TASK DETAILS: Retype every entry word for word.

[Saved data entries]
====

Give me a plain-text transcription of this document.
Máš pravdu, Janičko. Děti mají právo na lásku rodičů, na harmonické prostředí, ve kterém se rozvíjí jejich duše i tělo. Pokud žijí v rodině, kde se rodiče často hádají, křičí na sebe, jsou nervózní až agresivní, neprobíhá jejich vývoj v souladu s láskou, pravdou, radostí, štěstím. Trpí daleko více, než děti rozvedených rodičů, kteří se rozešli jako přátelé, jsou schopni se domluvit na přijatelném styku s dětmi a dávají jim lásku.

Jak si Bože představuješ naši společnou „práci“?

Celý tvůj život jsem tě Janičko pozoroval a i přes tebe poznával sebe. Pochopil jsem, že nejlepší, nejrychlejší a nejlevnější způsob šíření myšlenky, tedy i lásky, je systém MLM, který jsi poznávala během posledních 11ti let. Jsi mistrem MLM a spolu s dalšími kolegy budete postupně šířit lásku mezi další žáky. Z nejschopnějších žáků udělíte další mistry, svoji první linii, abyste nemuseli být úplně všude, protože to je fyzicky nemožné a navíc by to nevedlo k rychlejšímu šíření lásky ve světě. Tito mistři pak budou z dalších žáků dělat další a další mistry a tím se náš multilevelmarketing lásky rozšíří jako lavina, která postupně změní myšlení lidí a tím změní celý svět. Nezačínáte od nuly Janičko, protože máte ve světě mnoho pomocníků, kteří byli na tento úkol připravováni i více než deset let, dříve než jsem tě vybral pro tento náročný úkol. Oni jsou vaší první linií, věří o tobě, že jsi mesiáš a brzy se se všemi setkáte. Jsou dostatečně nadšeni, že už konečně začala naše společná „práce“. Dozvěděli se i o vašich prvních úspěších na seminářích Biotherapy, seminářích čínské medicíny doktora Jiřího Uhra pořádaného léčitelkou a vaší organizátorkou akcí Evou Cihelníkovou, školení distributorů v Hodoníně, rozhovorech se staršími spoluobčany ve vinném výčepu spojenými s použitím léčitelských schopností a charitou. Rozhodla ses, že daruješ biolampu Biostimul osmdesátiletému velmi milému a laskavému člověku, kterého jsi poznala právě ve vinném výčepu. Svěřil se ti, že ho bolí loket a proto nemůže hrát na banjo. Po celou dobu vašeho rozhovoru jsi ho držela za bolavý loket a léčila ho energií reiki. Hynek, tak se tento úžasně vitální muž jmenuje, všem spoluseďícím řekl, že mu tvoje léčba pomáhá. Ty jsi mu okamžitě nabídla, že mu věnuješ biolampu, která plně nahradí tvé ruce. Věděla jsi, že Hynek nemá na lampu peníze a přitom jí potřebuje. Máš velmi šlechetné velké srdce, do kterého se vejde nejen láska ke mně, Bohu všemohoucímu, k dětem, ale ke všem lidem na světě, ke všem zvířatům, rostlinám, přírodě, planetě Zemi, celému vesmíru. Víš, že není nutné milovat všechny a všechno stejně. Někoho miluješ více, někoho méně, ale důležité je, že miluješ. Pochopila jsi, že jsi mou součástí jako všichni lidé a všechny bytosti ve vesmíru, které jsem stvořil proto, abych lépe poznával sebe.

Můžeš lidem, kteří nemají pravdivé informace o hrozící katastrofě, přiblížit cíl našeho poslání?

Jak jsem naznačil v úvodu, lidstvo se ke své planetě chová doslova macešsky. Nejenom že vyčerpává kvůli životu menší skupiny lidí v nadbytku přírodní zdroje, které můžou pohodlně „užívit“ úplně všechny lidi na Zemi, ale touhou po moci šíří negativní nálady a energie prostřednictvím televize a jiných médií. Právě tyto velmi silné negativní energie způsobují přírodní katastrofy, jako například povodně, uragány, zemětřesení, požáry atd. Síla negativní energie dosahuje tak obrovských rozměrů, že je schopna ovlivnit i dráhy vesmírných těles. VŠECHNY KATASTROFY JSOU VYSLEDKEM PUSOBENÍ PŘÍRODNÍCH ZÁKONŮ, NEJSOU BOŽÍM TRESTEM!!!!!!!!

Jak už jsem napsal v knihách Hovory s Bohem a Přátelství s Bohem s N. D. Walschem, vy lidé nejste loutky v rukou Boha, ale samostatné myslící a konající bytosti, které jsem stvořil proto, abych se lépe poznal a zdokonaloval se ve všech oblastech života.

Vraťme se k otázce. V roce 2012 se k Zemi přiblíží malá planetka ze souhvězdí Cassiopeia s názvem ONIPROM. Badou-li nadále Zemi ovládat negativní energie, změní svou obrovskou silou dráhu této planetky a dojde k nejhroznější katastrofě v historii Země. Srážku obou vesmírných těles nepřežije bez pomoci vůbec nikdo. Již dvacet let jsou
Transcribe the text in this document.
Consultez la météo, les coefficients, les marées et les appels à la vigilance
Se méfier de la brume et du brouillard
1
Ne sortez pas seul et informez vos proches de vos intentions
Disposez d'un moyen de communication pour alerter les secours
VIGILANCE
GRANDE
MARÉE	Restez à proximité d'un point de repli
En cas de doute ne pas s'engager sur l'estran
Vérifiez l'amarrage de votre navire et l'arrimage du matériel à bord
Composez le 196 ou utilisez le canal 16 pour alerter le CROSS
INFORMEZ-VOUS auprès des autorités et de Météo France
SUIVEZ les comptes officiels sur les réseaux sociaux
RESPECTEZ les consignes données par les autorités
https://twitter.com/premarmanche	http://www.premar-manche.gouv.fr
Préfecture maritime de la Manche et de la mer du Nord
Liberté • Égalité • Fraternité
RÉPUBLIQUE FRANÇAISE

====

SOLUTION TO THIS EXERCISE:
Give me a plain-text transcription of this document.
Máš pravdu, Janičko. Děti mají právo na lásku rodičů, na harmonické prostředí, ve kterém se rozvíjí jejich duše i tělo. Pokud žijí v rodině, kde se rodiče často hádají, křičí na sebe, jsou nervózní až agresivní, neprobíhá jejich vývoj v souladu s láskou, pravdou, radostí, štěstím. Trpí daleko více, než děti rozvedených rodičů, kteří se rozešli jako přátelé, jsou schopni se domluvit na přijatelném styku s dětmi a dávají jim lásku.

Jak si Bože představuješ naši společnou „práci“?

Celý tvůj život jsem tě Janičko pozoroval a i přes tebe poznával sebe. Pochopil jsem, že nejlepší, nejrychlejší a nejlevnější způsob šíření myšlenky, tedy i lásky, je systém MLM, který jsi poznávala během posledních 11ti let. Jsi mistrem MLM a spolu s dalšími kolegy budete postupně šířit lásku mezi další žáky. Z nejschopnějších žáků udělíte další mistry, svoji první linii, abyste nemuseli být úplně všude, protože to je fyzicky nemožné a navíc by to nevedlo k rychlejšímu šíření lásky ve světě. Tito mistři pak budou z dalších žáků dělat další a další mistry a tím se náš multilevelmarketing lásky rozšíří jako lavina, která postupně změní myšlení lidí a tím změní celý svět. Nezačínáte od nuly Janičko, protože máte ve světě mnoho pomocníků, kteří byli na tento úkol připravováni i více než deset let, dříve než jsem tě vybral pro tento náročný úkol. Oni jsou vaší první linií, věří o tobě, že jsi mesiáš a brzy se se všemi setkáte. Jsou dostatečně nadšeni, že už konečně začala naše společná „práce“. Dozvěděli se i o vašich prvních úspěších na seminářích Biotherapy, seminářích čínské medicíny doktora Jiřího Uhra pořádaného léčitelkou a vaší organizátorkou akcí Evou Cihelníkovou, školení distributorů v Hodoníně, rozhovorech se staršími spoluobčany ve vinném výčepu spojenými s použitím léčitelských schopností a charitou. Rozhodla ses, že daruješ biolampu Biostimul osmdesátiletému velmi milému a laskavému člověku, kterého jsi poznala právě ve vinném výčepu. Svěřil se ti, že ho bolí loket a proto nemůže hrát na banjo. Po celou dobu vašeho rozhovoru jsi ho držela za bolavý loket a léčila ho energií reiki. Hynek, tak se tento úžasně vitální muž jmenuje, všem spoluseďícím řekl, že mu tvoje léčba pomáhá. Ty jsi mu okamžitě nabídla, že mu věnuješ biolampu, která plně nahradí tvé ruce. Věděla jsi, že Hynek nemá na lampu peníze a přitom jí potřebuje. Máš velmi šlechetné velké srdce, do kterého se vejde nejen láska ke mně, Bohu všemohoucímu, k dětem, ale ke všem lidem na světě, ke všem zvířatům, rostlinám, přírodě, planetě Zemi, celému vesmíru. Víš, že není nutné milovat všechny a všechno stejně. Někoho miluješ více, někoho méně, ale důležité je, že miluješ. Pochopila jsi, že jsi mou součástí jako všichni lidé a všechny bytosti ve vesmíru, které jsem stvořil proto, abych lépe poznával sebe.

Můžeš lidem, kteří nemají pravdivé informace o hrozící katastrofě, přiblížit cíl našeho poslání?

Jak jsem naznačil v úvodu, lidstvo se ke své planetě chová doslova macešsky. Nejenom že vyčerpává kvůli životu menší skupiny lidí v nadbytku přírodní zdroje, které můžou pohodlně „užívit“ úplně všechny lidi na Zemi, ale touhou po moci šíří negativní nálady a energie prostřednictvím televize a jiných médií. Právě tyto velmi silné negativní energie způsobují přírodní katastrofy, jako například povodně, uragány, zemětřesení, požáry atd. Síla negativní energie dosahuje tak obrovských rozměrů, že je schopna ovlivnit i dráhy vesmírných těles. VŠECHNY KATASTROFY JSOU VYSLEDKEM PUSOBENÍ PŘÍRODNÍCH ZÁKONŮ, NEJSOU BOŽÍM TRESTEM!!!!!!!!

Jak už jsem napsal v knihách Hovory s Bohem a Přátelství s Bohem s N. D. Walschem, vy lidé nejste loutky v rukou Boha, ale samostatné myslící a konající bytosti, které jsem stvořil proto, abych se lépe poznal a zdokonaloval se ve všech oblastech života.

Vraťme se k otázce. V roce 2012 se k Zemi přiblíží malá planetka ze souhvězdí Cassiopeia s názvem ONIPROM. Badou-li nadále Zemi ovládat negativní energie, změní svou obrovskou silou dráhu této planetky a dojde k nejhroznější katastrofě v historii Země. Srážku obou vesmírných těles nepřežije bez pomoci vůbec nikdo. Již dvacet let jsou
Transcribe the text in this document.
Consultez la météo, les coefficients, les marées et les appels à la vigilance
Se méfier de la brume et du brouillard
1
Ne sortez pas seul et informez vos proches de vos intentions
Disposez d'un moyen de communication pour alerter les secours
VIGILANCE
GRANDE
MARÉE	Restez à proximité d'un point de repli
En cas de doute ne pas s'engager sur l'estran
Vérifiez l'amarrage de votre navire et l'arrimage du matériel à bord
Composez le 196 ou utilisez le canal 16 pour alerter le CROSS
INFORMEZ-VOUS auprès des autorités et de Météo France
SUIVEZ les comptes officiels sur les réseaux sociaux
RESPECTEZ les consignes données par les autorités
https://twitter.com/premarmanche	http://www.premar-manche.gouv.fr
Préfecture maritime de la Manche et de la mer du Nord
Liberté • Égalité • Fraternité
RÉPUBLIQUE FRANÇAISE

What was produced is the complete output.